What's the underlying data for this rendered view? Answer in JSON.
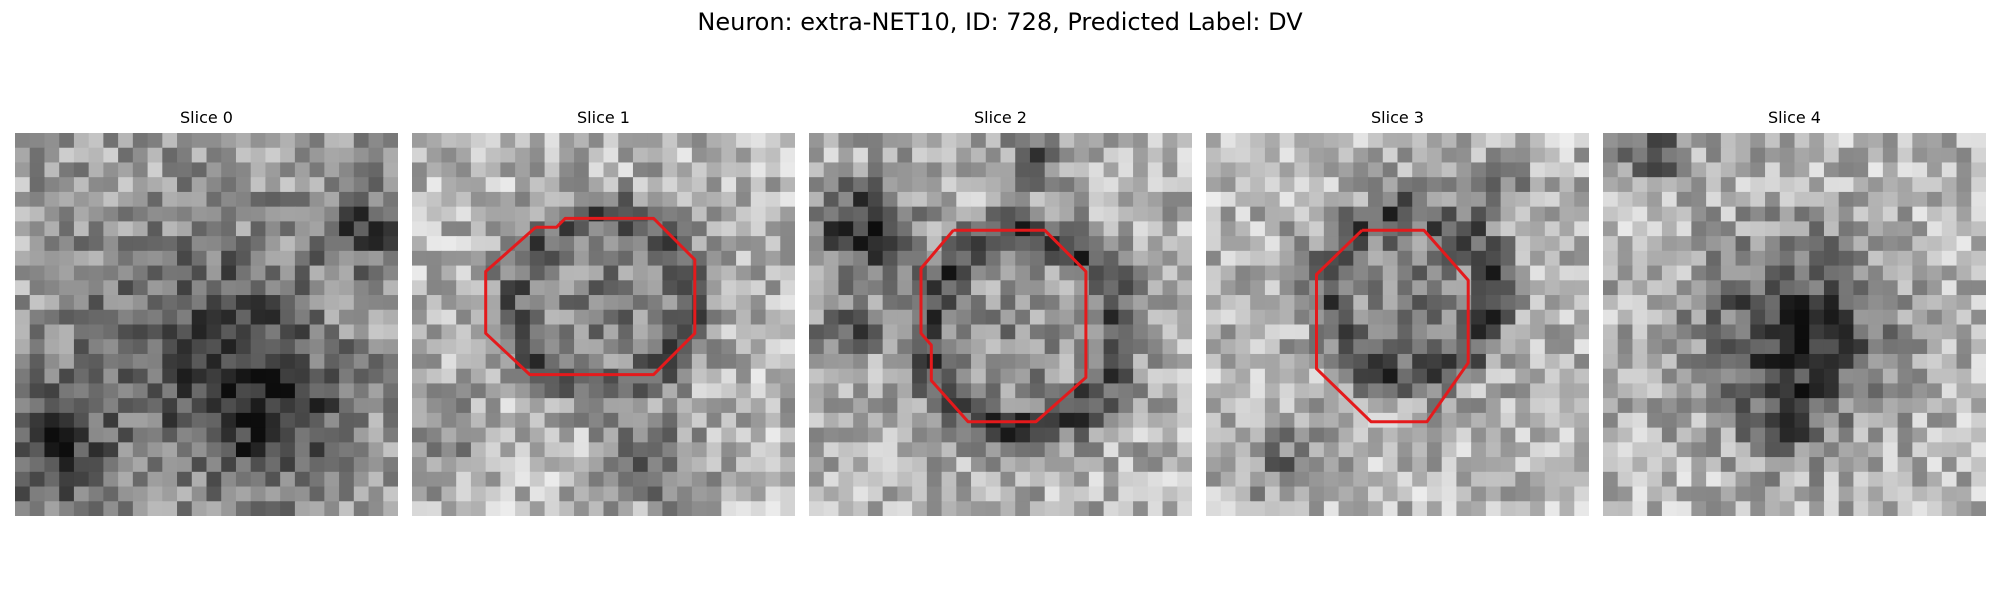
{
  "figure": {
    "title": "Neuron: extra-NET10, ID: 728, Predicted Label: DV"
  },
  "colors": {
    "contour": "#e41a1c",
    "background": "#ffffff"
  },
  "panels": [
    {
      "title": "Slice 0",
      "has_contour": false
    },
    {
      "title": "Slice 1",
      "has_contour": true
    },
    {
      "title": "Slice 2",
      "has_contour": true
    },
    {
      "title": "Slice 3",
      "has_contour": true
    },
    {
      "title": "Slice 4",
      "has_contour": false
    }
  ]
}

■ What you will do:
Pick out all lines from the data above in which the word "Slice" appears.

■ Reply to the exercise:
      "title": "Slice 0",
      "title": "Slice 1",
      "title": "Slice 2",
      "title": "Slice 3",
      "title": "Slice 4",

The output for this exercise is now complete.